## start
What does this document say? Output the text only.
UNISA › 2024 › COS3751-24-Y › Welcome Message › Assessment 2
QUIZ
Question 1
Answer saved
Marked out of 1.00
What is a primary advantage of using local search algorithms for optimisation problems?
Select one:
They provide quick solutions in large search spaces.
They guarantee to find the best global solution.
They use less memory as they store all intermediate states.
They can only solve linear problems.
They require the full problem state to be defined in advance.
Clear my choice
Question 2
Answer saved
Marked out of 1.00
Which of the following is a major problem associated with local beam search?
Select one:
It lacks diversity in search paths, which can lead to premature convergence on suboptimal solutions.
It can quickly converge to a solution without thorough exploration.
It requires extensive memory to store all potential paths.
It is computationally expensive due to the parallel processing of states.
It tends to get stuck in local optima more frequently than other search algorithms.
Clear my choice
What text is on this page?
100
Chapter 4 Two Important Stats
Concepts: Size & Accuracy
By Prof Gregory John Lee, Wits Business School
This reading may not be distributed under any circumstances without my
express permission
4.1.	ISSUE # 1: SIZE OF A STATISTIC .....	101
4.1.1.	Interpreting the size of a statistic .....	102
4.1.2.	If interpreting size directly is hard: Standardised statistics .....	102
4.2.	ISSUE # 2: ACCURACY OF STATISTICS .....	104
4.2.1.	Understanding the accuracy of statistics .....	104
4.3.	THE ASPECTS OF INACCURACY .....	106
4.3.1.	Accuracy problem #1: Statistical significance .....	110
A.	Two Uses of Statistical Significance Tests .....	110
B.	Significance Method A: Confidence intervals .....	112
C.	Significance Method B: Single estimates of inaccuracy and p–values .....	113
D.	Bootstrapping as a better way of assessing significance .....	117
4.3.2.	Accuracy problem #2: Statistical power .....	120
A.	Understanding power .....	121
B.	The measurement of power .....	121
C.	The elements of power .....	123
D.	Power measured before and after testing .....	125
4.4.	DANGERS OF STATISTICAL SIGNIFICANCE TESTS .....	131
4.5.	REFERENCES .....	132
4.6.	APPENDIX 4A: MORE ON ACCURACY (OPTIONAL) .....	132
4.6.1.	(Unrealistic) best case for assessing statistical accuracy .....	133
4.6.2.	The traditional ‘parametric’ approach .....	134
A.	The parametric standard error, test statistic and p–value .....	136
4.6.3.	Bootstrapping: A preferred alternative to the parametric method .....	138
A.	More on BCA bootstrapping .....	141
## end
Every line from the line containing "What text is on this page?" to the last line of the material above must be repeated exactly, and no other line.

What text is on this page?
100
Chapter 4 Two Important Stats
Concepts: Size & Accuracy
By Prof Gregory John Lee, Wits Business School
This reading may not be distributed under any circumstances without my
express permission
4.1.	ISSUE # 1: SIZE OF A STATISTIC .....	101
4.1.1.	Interpreting the size of a statistic .....	102
4.1.2.	If interpreting size directly is hard: Standardised statistics .....	102
4.2.	ISSUE # 2: ACCURACY OF STATISTICS .....	104
4.2.1.	Understanding the accuracy of statistics .....	104
4.3.	THE ASPECTS OF INACCURACY .....	106
4.3.1.	Accuracy problem #1: Statistical significance .....	110
A.	Two Uses of Statistical Significance Tests .....	110
B.	Significance Method A: Confidence intervals .....	112
C.	Significance Method B: Single estimates of inaccuracy and p–values .....	113
D.	Bootstrapping as a better way of assessing significance .....	117
4.3.2.	Accuracy problem #2: Statistical power .....	120
A.	Understanding power .....	121
B.	The measurement of power .....	121
C.	The elements of power .....	123
D.	Power measured before and after testing .....	125
4.4.	DANGERS OF STATISTICAL SIGNIFICANCE TESTS .....	131
4.5.	REFERENCES .....	132
4.6.	APPENDIX 4A: MORE ON ACCURACY (OPTIONAL) .....	132
4.6.1.	(Unrealistic) best case for assessing statistical accuracy .....	133
4.6.2.	The traditional ‘parametric’ approach .....	134
A.	The parametric standard error, test statistic and p–value .....	136
4.6.3.	Bootstrapping: A preferred alternative to the parametric method .....	138
A.	More on BCA bootstrapping .....	141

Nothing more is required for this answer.